DIRECTIVE
Leave out the pictures and repeat everything else in the records exactly.

(Collection entries)
##############################

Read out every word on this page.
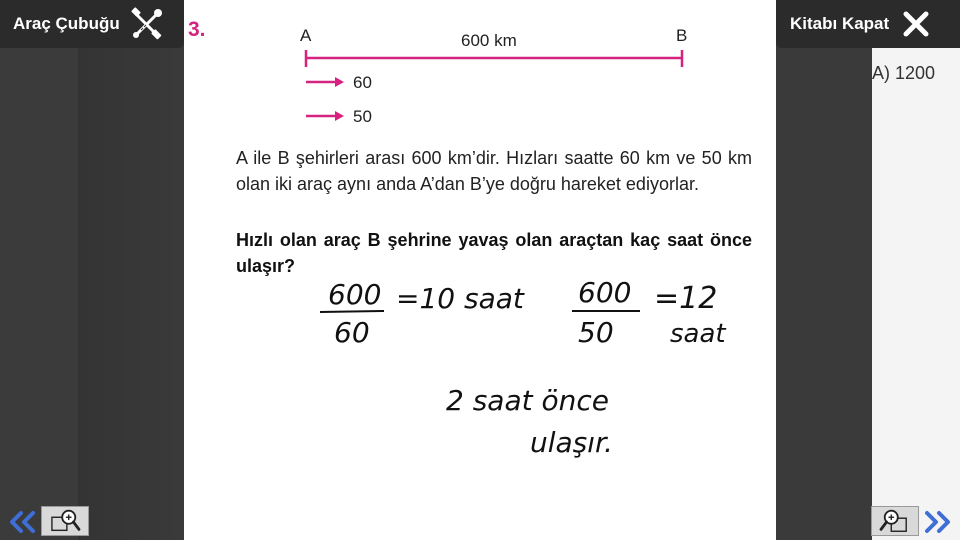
A) 1200
Araç Çubuğu	Kitabı Kapat
3.	A	B
600 km
60
50
A ile B şehirleri arası 600 km’dir. Hızları saatte 60 km ve 50 km olan iki araç aynı anda A’dan B’ye doğru hareket ediyorlar.
Hızlı olan araç B şehrine yavaş olan araçtan kaç saat önce ulaşır?
600
60
=10 saat 600
50
=12
saat
2 saat önce
ulaşır.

##############################

OUTPUT BELOW
Read out every word on this page.
A) 1200
Araç Çubuğu	Kitabı Kapat
3.	A	B
600 km
60
50
A ile B şehirleri arası 600 km’dir. Hızları saatte 60 km ve 50 km olan iki araç aynı anda A’dan B’ye doğru hareket ediyorlar.
Hızlı olan araç B şehrine yavaş olan araçtan kaç saat önce ulaşır?
600
60
=10 saat 600
50
=12
saat
2 saat önce
ulaşır.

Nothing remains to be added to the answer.